━━━ Input rows

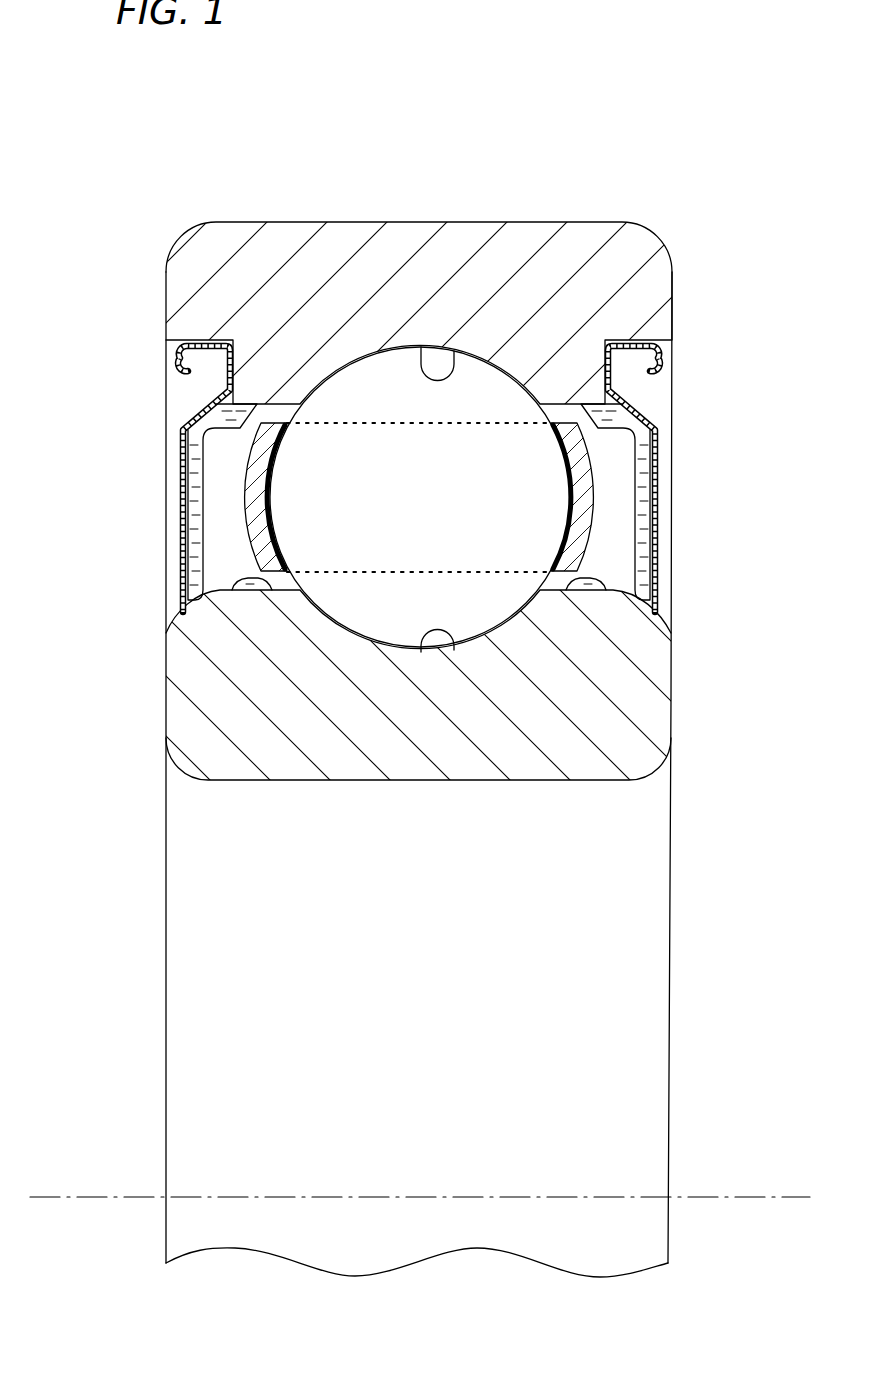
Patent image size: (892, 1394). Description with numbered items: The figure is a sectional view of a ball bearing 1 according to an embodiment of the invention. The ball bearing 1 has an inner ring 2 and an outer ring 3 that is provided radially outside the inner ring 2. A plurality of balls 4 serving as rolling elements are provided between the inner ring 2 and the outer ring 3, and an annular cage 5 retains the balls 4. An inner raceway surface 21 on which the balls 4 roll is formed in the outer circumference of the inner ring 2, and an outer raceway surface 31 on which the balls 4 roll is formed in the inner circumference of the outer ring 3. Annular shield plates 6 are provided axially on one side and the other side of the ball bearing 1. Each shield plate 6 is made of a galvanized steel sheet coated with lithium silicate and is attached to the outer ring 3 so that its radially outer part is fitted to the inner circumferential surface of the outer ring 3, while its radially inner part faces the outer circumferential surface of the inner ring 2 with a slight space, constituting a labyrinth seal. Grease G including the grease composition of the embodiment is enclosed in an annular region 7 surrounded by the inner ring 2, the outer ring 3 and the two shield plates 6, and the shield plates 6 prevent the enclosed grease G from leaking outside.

The ball bearing 1 is at (681, 181).
The inner ring 2 is at (541, 758).
The inner raceway surface 21 is at (447, 652).
The outer ring 3 is at (538, 225).
The outer raceway surface 31 is at (453, 377).
The balls 4 is at (371, 383).
The cage 5 is at (583, 497).
The shield plate 6 is at (649, 394).
The annular region 7 is at (652, 458).
The grease G is at (648, 541).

━━━━━━

What is expected: Reproduce the listing with "sectional view" renamed to "cross-sectional view", changing nothing else, and omit the pictures.

Answer in full:
Patent image size: (892, 1394). Description with numbered items: The figure is a cross-sectional view of a ball bearing 1 according to an embodiment of the invention. The ball bearing 1 has an inner ring 2 and an outer ring 3 that is provided radially outside the inner ring 2. A plurality of balls 4 serving as rolling elements are provided between the inner ring 2 and the outer ring 3, and an annular cage 5 retains the balls 4. An inner raceway surface 21 on which the balls 4 roll is formed in the outer circumference of the inner ring 2, and an outer raceway surface 31 on which the balls 4 roll is formed in the inner circumference of the outer ring 3. Annular shield plates 6 are provided axially on one side and the other side of the ball bearing 1. Each shield plate 6 is made of a galvanized steel sheet coated with lithium silicate and is attached to the outer ring 3 so that its radially outer part is fitted to the inner circumferential surface of the outer ring 3, while its radially inner part faces the outer circumferential surface of the inner ring 2 with a slight space, constituting a labyrinth seal. Grease G including the grease composition of the embodiment is enclosed in an annular region 7 surrounded by the inner ring 2, the outer ring 3 and the two shield plates 6, and the shield plates 6 prevent the enclosed grease G from leaking outside.

The ball bearing 1 is at (681, 181).
The inner ring 2 is at (541, 758).
The inner raceway surface 21 is at (447, 652).
The outer ring 3 is at (538, 225).
The outer raceway surface 31 is at (453, 377).
The balls 4 is at (371, 383).
The cage 5 is at (583, 497).
The shield plate 6 is at (649, 394).
The annular region 7 is at (652, 458).
The grease G is at (648, 541).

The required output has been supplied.